-- Stated task --
Starting with the first line below and going on through the line containing "app-icon[interactable] bbox=[174, 696, 192, 714]", write out those lines as a JSON list of strings, one string per line, with blank lines omitted.

-- Supplied records --
▼▼▼

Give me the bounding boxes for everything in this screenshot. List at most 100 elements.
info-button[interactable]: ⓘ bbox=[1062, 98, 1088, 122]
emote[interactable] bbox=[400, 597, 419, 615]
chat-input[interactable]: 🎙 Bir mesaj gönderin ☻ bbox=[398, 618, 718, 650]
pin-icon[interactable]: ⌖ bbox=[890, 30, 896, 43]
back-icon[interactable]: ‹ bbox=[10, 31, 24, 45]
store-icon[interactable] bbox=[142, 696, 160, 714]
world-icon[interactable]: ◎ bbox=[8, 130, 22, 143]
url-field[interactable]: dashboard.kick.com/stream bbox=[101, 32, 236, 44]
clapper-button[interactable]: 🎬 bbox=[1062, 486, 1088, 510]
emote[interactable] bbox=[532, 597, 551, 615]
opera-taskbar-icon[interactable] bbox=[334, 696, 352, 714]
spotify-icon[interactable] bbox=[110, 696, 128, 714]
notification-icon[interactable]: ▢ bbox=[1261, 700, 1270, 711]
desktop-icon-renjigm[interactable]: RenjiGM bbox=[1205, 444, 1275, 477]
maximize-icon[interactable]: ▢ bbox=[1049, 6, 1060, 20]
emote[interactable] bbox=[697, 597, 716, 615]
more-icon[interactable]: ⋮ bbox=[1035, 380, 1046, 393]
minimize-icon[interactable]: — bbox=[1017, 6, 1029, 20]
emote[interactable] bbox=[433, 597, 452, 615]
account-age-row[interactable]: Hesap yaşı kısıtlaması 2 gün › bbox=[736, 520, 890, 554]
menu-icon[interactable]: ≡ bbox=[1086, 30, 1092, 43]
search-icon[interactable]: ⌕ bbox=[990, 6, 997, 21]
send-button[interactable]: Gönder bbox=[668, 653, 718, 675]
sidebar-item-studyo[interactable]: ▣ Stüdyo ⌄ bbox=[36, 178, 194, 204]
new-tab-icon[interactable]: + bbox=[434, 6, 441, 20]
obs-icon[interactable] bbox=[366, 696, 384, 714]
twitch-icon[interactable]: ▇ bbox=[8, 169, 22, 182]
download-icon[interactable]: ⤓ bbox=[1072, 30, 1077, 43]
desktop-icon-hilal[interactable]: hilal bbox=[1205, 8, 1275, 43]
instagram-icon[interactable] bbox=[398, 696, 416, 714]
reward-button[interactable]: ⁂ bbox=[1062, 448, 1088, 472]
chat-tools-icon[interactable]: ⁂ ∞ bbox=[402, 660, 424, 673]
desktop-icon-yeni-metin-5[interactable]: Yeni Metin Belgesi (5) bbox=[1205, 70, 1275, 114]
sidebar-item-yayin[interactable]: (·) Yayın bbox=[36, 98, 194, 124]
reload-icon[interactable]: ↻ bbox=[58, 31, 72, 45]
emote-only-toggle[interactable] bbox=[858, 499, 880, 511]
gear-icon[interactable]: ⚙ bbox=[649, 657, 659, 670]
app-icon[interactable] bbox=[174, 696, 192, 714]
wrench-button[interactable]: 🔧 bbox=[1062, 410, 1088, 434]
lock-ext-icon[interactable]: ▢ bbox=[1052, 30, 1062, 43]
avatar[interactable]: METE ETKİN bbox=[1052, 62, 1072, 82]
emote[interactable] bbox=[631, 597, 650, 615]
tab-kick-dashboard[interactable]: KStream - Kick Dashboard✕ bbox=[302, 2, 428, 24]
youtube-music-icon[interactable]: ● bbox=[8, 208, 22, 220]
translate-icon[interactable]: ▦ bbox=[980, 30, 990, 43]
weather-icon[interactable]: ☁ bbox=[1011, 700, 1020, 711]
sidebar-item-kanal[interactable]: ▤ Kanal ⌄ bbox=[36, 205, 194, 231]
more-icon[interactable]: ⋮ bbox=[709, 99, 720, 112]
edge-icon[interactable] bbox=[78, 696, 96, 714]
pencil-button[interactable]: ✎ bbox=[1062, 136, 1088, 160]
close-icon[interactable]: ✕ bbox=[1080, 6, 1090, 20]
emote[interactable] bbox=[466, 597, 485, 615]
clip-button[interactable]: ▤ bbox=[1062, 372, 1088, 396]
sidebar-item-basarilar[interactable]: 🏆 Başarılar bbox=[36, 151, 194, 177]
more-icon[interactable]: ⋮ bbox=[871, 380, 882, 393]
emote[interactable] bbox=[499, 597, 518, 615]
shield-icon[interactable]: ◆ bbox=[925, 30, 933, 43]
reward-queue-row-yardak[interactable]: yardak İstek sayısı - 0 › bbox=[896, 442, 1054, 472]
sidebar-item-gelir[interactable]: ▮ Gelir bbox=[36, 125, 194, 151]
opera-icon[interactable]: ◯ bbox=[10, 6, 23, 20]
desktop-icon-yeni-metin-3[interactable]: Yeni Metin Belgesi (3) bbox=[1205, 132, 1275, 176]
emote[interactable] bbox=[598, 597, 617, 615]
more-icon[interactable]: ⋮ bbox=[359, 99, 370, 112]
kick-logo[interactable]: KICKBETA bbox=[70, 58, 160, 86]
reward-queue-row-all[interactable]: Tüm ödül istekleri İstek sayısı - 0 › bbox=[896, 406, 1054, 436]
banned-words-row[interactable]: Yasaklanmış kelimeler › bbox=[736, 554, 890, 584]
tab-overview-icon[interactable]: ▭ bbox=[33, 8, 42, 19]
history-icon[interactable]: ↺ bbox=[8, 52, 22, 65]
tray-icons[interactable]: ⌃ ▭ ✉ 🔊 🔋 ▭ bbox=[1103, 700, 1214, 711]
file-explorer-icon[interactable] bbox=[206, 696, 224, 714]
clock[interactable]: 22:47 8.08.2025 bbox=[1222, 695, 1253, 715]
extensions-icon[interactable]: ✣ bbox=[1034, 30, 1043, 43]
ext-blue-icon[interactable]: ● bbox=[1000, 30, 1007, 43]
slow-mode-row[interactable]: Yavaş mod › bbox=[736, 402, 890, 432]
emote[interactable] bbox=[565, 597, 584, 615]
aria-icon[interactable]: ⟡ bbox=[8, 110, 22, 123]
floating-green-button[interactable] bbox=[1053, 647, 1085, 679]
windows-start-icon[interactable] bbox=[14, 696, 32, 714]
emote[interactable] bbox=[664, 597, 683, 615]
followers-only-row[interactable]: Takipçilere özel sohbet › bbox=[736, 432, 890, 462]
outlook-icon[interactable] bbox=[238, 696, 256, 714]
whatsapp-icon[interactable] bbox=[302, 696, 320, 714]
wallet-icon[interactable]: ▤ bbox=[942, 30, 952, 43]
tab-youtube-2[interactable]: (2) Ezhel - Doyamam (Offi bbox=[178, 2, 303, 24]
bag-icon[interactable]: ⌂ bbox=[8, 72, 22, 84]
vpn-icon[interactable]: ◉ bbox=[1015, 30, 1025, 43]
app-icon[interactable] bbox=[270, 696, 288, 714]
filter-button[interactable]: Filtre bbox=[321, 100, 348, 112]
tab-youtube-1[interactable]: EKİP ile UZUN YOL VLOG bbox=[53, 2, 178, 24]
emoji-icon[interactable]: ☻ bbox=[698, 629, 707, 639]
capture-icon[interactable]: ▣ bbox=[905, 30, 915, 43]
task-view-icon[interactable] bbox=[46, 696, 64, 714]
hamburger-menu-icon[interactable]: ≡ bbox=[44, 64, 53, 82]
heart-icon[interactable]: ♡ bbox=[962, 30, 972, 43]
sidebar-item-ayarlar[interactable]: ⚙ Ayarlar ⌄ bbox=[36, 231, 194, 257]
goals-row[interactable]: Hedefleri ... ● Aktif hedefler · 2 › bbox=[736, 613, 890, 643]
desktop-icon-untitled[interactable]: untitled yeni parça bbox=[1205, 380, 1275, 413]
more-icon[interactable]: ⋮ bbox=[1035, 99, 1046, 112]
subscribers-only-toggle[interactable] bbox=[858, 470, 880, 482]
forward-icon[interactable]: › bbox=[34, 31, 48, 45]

▲▲▲

-- Output for this exercise --
[
  "Give me the bounding boxes for everything in this screenshot. List at most 100 elements.",
  "info-button[interactable]: ⓘ bbox=[1062, 98, 1088, 122]",
  "emote[interactable] bbox=[400, 597, 419, 615]",
  "chat-input[interactable]: 🎙 Bir mesaj gönderin ☻ bbox=[398, 618, 718, 650]",
  "pin-icon[interactable]: ⌖ bbox=[890, 30, 896, 43]",
  "back-icon[interactable]: ‹ bbox=[10, 31, 24, 45]",
  "store-icon[interactable] bbox=[142, 696, 160, 714]",
  "world-icon[interactable]: ◎ bbox=[8, 130, 22, 143]",
  "url-field[interactable]: dashboard.kick.com/stream bbox=[101, 32, 236, 44]",
  "clapper-button[interactable]: 🎬 bbox=[1062, 486, 1088, 510]",
  "emote[interactable] bbox=[532, 597, 551, 615]",
  "opera-taskbar-icon[interactable] bbox=[334, 696, 352, 714]",
  "spotify-icon[interactable] bbox=[110, 696, 128, 714]",
  "notification-icon[interactable]: ▢ bbox=[1261, 700, 1270, 711]",
  "desktop-icon-renjigm[interactable]: RenjiGM bbox=[1205, 444, 1275, 477]",
  "maximize-icon[interactable]: ▢ bbox=[1049, 6, 1060, 20]",
  "emote[interactable] bbox=[697, 597, 716, 615]",
  "more-icon[interactable]: ⋮ bbox=[1035, 380, 1046, 393]",
  "minimize-icon[interactable]: — bbox=[1017, 6, 1029, 20]",
  "emote[interactable] bbox=[433, 597, 452, 615]",
  "account-age-row[interactable]: Hesap yaşı kısıtlaması 2 gün › bbox=[736, 520, 890, 554]",
  "menu-icon[interactable]: ≡ bbox=[1086, 30, 1092, 43]",
  "search-icon[interactable]: ⌕ bbox=[990, 6, 997, 21]",
  "send-button[interactable]: Gönder bbox=[668, 653, 718, 675]",
  "sidebar-item-studyo[interactable]: ▣ Stüdyo ⌄ bbox=[36, 178, 194, 204]",
  "new-tab-icon[interactable]: + bbox=[434, 6, 441, 20]",
  "obs-icon[interactable] bbox=[366, 696, 384, 714]",
  "twitch-icon[interactable]: ▇ bbox=[8, 169, 22, 182]",
  "download-icon[interactable]: ⤓ bbox=[1072, 30, 1077, 43]",
  "desktop-icon-hilal[interactable]: hilal bbox=[1205, 8, 1275, 43]",
  "instagram-icon[interactable] bbox=[398, 696, 416, 714]",
  "reward-button[interactable]: ⁂ bbox=[1062, 448, 1088, 472]",
  "chat-tools-icon[interactable]: ⁂ ∞ bbox=[402, 660, 424, 673]",
  "desktop-icon-yeni-metin-5[interactable]: Yeni Metin Belgesi (5) bbox=[1205, 70, 1275, 114]",
  "sidebar-item-yayin[interactable]: (·) Yayın bbox=[36, 98, 194, 124]",
  "reload-icon[interactable]: ↻ bbox=[58, 31, 72, 45]",
  "emote-only-toggle[interactable] bbox=[858, 499, 880, 511]",
  "gear-icon[interactable]: ⚙ bbox=[649, 657, 659, 670]",
  "app-icon[interactable] bbox=[174, 696, 192, 714]"
]